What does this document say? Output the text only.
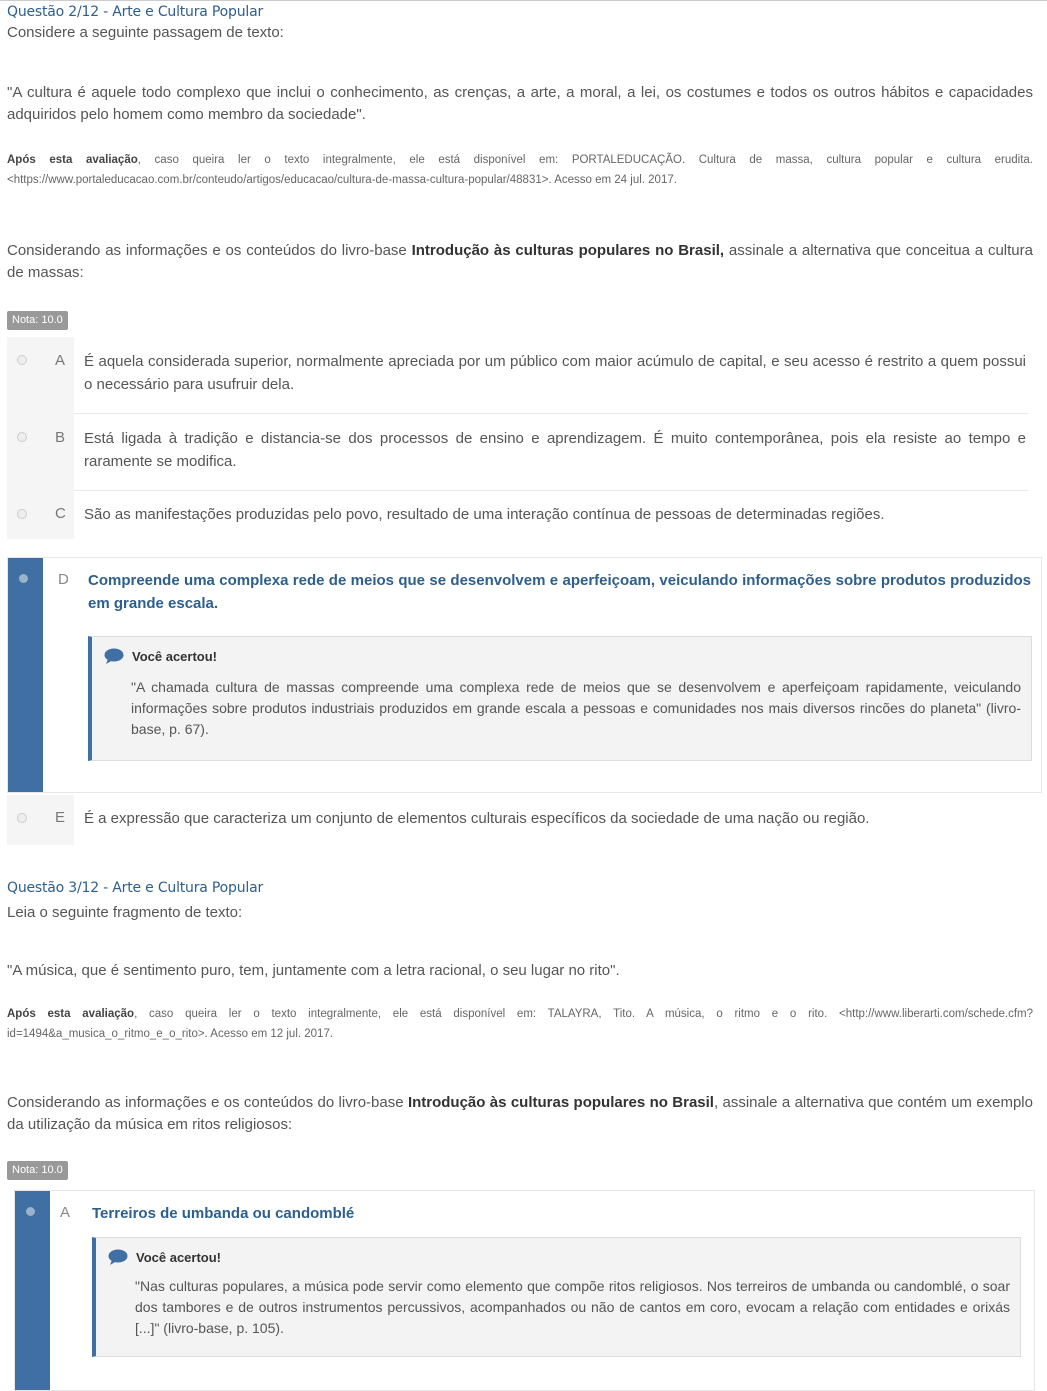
Questão 2/12 - Arte e Cultura Popular
Considere a seguinte passagem de texto:
"A cultura é aquele todo complexo que inclui o conhecimento, as crenças, a arte, a moral, a lei, os costumes e todos os outros hábitos e capacidades adquiridos pelo homem como membro da sociedade".
Após esta avaliação, caso queira ler o texto integralmente, ele está disponível em: PORTALEDUCAÇÃO. Cultura de massa, cultura popular e cultura erudita. <https://www.portaleducacao.com.br/conteudo/artigos/educacao/cultura-de-massa-cultura-popular/48831>. Acesso em 24 jul. 2017.
Considerando as informações e os conteúdos do livro-base Introdução às culturas populares no Brasil, assinale a alternativa que conceitua a cultura de massas:
Nota: 10.0
A É aquela considerada superior, normalmente apreciada por um público com maior acúmulo de capital, e seu acesso é restrito a quem possui o necessário para usufruir dela.
B Está ligada à tradição e distancia-se dos processos de ensino e aprendizagem. É muito contemporânea, pois ela resiste ao tempo e raramente se modifica.
C São as manifestações produzidas pelo povo, resultado de uma interação contínua de pessoas de determinadas regiões.
D Compreende uma complexa rede de meios que se desenvolvem e aperfeiçoam, veiculando informações sobre produtos produzidos em grande escala.
Você acertou!
"A chamada cultura de massas compreende uma complexa rede de meios que se desenvolvem e aperfeiçoam rapidamente, veiculando informações sobre produtos industriais produzidos em grande escala a pessoas e comunidades nos mais diversos rincões do planeta" (livro-base, p. 67).
E É a expressão que caracteriza um conjunto de elementos culturais específicos da sociedade de uma nação ou região.
Questão 3/12 - Arte e Cultura Popular
Leia o seguinte fragmento de texto:
"A música, que é sentimento puro, tem, juntamente com a letra racional, o seu lugar no rito".
Após esta avaliação, caso queira ler o texto integralmente, ele está disponível em: TALAYRA, Tito. A música, o ritmo e o rito. <http://www.liberarti.com/schede.cfm?id=1494&a_musica_o_ritmo_e_o_rito>. Acesso em 12 jul. 2017.
Considerando as informações e os conteúdos do livro-base Introdução às culturas populares no Brasil, assinale a alternativa que contém um exemplo da utilização da música em ritos religiosos:
Nota: 10.0
A Terreiros de umbanda ou candomblé
Você acertou!
"Nas culturas populares, a música pode servir como elemento que compõe ritos religiosos. Nos terreiros de umbanda ou candomblé, o soar dos tambores e de outros instrumentos percussivos, acompanhados ou não de cantos em coro, evocam a relação com entidades e orixás [...]" (livro-base, p. 105).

********

## Exercise
Search the data for "religiosos" and list every line in which it occurs.

## Task response
Considerando as informações e os conteúdos do livro-base Introdução às culturas populares no Brasil, assinale a alternativa que contém um exemplo da utilização da música em ritos religiosos:
"Nas culturas populares, a música pode servir como elemento que compõe ritos religiosos. Nos terreiros de umbanda ou candomblé, o soar dos tambores e de outros instrumentos percussivos, acompanhados ou não de cantos em coro, evocam a relação com entidades e orixás [...]" (livro-base, p. 105).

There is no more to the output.